What you are asked to do
Every line with the string "Today" should be gathered.
-- start of Entries supplied --
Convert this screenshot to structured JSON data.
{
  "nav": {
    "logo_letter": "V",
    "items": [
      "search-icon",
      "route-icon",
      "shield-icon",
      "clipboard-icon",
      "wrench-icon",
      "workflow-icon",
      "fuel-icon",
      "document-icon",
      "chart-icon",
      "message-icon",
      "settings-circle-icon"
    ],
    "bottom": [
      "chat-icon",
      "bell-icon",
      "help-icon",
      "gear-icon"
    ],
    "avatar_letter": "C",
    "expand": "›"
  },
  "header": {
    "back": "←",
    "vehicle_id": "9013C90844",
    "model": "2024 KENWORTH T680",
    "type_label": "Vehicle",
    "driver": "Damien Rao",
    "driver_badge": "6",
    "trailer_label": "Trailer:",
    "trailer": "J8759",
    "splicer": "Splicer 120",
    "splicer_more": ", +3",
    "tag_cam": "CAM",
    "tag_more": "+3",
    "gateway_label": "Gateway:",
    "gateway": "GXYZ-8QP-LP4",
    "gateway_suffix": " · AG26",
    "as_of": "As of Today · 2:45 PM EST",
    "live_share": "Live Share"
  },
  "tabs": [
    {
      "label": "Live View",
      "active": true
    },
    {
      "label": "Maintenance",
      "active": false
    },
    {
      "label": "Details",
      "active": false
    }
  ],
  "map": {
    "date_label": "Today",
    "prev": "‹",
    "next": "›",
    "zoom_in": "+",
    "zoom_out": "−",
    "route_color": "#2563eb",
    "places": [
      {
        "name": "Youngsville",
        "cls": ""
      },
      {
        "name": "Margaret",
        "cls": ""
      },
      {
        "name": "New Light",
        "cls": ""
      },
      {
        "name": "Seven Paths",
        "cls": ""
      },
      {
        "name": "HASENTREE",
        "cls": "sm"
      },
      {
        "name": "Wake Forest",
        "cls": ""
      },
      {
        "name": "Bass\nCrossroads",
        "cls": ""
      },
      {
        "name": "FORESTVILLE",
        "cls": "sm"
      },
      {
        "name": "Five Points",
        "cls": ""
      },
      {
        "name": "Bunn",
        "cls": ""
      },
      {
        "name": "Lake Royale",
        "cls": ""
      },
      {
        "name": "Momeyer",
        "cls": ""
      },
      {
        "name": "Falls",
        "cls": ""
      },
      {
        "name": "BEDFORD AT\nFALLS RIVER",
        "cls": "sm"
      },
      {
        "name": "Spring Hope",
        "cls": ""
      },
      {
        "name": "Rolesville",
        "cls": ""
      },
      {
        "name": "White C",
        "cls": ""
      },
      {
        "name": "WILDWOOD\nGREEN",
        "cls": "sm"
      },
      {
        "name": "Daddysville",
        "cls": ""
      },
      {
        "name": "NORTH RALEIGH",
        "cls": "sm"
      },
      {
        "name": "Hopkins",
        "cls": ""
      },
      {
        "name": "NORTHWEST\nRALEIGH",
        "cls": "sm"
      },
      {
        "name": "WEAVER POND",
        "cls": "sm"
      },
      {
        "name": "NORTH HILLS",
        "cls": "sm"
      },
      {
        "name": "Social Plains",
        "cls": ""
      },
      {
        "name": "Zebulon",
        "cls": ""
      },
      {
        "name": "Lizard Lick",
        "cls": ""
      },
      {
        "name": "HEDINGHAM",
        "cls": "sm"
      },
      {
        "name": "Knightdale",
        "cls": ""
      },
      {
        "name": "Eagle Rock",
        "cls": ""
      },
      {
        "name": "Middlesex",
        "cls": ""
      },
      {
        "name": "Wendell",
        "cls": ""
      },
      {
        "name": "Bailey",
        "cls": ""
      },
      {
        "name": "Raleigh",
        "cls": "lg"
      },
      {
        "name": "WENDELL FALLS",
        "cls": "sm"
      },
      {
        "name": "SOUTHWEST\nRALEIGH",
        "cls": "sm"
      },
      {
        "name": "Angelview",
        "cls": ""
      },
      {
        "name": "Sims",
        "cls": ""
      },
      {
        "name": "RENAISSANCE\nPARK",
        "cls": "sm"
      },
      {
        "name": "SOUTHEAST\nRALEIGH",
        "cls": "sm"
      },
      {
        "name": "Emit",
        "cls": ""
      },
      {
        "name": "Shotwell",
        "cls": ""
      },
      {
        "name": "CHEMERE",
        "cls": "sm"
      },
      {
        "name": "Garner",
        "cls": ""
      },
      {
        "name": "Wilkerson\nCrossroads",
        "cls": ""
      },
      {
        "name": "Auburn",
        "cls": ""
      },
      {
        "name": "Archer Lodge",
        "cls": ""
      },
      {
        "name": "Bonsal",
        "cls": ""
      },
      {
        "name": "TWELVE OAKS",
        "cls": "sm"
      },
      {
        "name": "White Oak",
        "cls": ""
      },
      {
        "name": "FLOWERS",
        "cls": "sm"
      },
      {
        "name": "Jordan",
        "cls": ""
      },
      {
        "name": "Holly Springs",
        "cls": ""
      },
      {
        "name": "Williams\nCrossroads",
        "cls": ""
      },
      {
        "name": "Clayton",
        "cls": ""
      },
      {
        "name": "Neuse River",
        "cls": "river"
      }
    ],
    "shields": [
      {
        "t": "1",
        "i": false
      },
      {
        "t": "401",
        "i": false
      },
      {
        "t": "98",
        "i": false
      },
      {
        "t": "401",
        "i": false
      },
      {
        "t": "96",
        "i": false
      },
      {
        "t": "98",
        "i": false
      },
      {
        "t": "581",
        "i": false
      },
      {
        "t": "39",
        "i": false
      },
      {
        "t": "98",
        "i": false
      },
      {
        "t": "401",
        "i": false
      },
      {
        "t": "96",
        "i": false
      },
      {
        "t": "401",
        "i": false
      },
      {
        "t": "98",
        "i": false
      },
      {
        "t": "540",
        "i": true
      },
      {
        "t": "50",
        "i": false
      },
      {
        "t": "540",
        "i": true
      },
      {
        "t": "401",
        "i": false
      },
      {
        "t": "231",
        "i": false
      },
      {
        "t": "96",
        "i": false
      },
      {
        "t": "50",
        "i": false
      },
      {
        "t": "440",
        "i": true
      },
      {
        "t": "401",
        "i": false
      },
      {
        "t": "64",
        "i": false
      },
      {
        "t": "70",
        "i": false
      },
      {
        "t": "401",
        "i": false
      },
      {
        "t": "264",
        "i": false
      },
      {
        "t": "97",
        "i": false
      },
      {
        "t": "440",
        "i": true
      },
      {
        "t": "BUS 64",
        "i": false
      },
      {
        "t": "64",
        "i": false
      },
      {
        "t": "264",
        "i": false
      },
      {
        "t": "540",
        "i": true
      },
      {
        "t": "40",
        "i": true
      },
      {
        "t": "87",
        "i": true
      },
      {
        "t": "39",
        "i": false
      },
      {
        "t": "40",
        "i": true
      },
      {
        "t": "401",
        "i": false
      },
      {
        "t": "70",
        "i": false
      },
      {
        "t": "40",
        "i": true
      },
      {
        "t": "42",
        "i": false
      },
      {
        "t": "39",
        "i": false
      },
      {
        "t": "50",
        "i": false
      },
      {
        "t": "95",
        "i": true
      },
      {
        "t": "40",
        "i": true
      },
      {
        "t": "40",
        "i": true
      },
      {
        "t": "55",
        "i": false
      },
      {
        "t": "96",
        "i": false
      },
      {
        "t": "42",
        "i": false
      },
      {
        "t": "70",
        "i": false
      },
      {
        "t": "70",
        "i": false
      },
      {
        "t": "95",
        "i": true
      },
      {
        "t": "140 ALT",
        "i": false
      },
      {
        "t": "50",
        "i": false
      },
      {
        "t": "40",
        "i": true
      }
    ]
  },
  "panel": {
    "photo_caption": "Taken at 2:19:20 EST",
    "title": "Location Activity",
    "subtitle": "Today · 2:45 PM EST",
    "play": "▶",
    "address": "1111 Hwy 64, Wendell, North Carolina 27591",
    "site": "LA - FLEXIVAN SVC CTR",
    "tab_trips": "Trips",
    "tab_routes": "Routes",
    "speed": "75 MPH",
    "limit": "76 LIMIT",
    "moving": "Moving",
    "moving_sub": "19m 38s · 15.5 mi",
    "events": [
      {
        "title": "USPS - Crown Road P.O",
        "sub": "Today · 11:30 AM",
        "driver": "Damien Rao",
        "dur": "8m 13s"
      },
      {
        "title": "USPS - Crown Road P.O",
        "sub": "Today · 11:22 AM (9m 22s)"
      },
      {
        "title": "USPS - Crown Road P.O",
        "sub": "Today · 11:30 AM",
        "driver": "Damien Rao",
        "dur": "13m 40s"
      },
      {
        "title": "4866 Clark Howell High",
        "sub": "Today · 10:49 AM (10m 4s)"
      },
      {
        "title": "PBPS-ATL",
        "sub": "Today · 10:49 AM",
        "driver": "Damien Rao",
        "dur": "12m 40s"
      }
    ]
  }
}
-- end of Entries supplied --
Complete output
    "as_of": "As of Today · 2:45 PM EST",
    "date_label": "Today",
    "subtitle": "Today · 2:45 PM EST",
        "sub": "Today · 11:30 AM",
        "sub": "Today · 11:22 AM (9m 22s)"
        "sub": "Today · 11:30 AM",
        "sub": "Today · 10:49 AM (10m 4s)"
        "sub": "Today · 10:49 AM",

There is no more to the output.